» Records from a collection of figures

+ + + + +

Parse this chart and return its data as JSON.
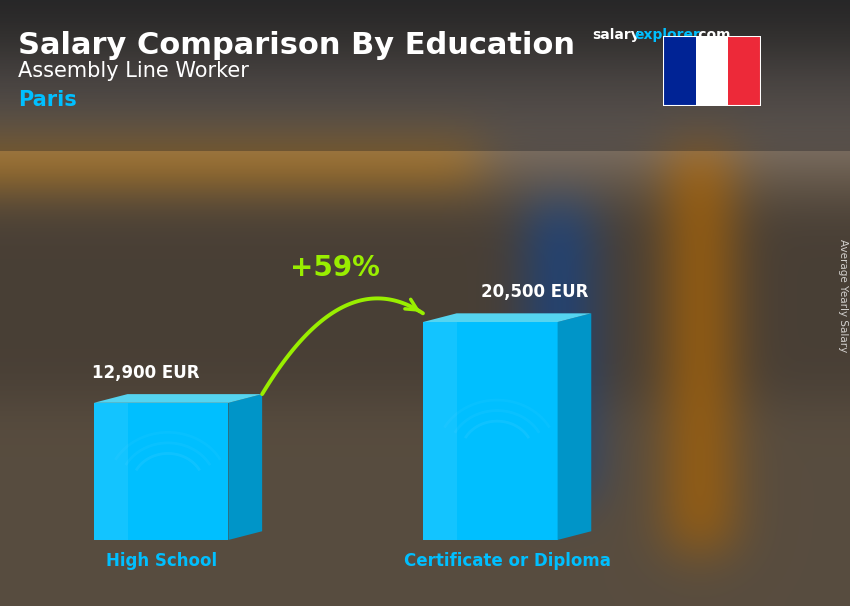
{
  "title_main": "Salary Comparison By Education",
  "title_sub": "Assembly Line Worker",
  "city": "Paris",
  "categories": [
    "High School",
    "Certificate or Diploma"
  ],
  "values": [
    12900,
    20500
  ],
  "value_labels": [
    "12,900 EUR",
    "20,500 EUR"
  ],
  "bar_face_color": "#00BFFF",
  "bar_top_color": "#55D4F0",
  "bar_side_color": "#0095C8",
  "bar_shadow_color": "#006088",
  "pct_label": "+59%",
  "pct_color": "#99EE00",
  "arc_color": "#99EE00",
  "ylabel_text": "Average Yearly Salary",
  "title_color": "#FFFFFF",
  "subtitle_color": "#FFFFFF",
  "city_color": "#00BFFF",
  "label_color": "#00BFFF",
  "value_color": "#FFFFFF",
  "france_flag_colors": [
    "#002395",
    "#FFFFFF",
    "#ED2939"
  ],
  "site_salary_color": "#FFFFFF",
  "site_explorer_color": "#00BFFF",
  "site_com_color": "#FFFFFF"
}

+ + + + +

» Exercise brief
All of the entries above should be duplicated exactly, except for the pictures.

» Output for this task
Parse this chart and return its data as JSON.
{
  "title_main": "Salary Comparison By Education",
  "title_sub": "Assembly Line Worker",
  "city": "Paris",
  "categories": [
    "High School",
    "Certificate or Diploma"
  ],
  "values": [
    12900,
    20500
  ],
  "value_labels": [
    "12,900 EUR",
    "20,500 EUR"
  ],
  "bar_face_color": "#00BFFF",
  "bar_top_color": "#55D4F0",
  "bar_side_color": "#0095C8",
  "bar_shadow_color": "#006088",
  "pct_label": "+59%",
  "pct_color": "#99EE00",
  "arc_color": "#99EE00",
  "ylabel_text": "Average Yearly Salary",
  "title_color": "#FFFFFF",
  "subtitle_color": "#FFFFFF",
  "city_color": "#00BFFF",
  "label_color": "#00BFFF",
  "value_color": "#FFFFFF",
  "france_flag_colors": [
    "#002395",
    "#FFFFFF",
    "#ED2939"
  ],
  "site_salary_color": "#FFFFFF",
  "site_explorer_color": "#00BFFF",
  "site_com_color": "#FFFFFF"
}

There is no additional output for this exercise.